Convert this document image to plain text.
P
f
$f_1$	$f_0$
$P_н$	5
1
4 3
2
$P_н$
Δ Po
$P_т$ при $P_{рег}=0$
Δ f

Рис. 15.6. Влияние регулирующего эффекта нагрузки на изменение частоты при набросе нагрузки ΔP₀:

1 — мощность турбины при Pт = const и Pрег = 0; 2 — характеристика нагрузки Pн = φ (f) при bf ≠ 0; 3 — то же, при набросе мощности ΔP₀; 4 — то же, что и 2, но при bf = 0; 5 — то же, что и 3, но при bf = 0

**STATED PROBLEM**.
Copy the entries above exactly, leaving none out.

**IN RESPONSE**.
Convert this document image to plain text.
P
f
$f_1$	$f_0$
$P_н$	5
1
4 3
2
$P_н$
Δ Po
$P_т$ при $P_{рег}=0$
Δ f

Рис. 15.6. Влияние регулирующего эффекта нагрузки на изменение частоты при набросе нагрузки ΔP₀:

1 — мощность турбины при Pт = const и Pрег = 0; 2 — характеристика нагрузки Pн = φ (f) при bf ≠ 0; 3 — то же, при набросе мощности ΔP₀; 4 — то же, что и 2, но при bf = 0; 5 — то же, что и 3, но при bf = 0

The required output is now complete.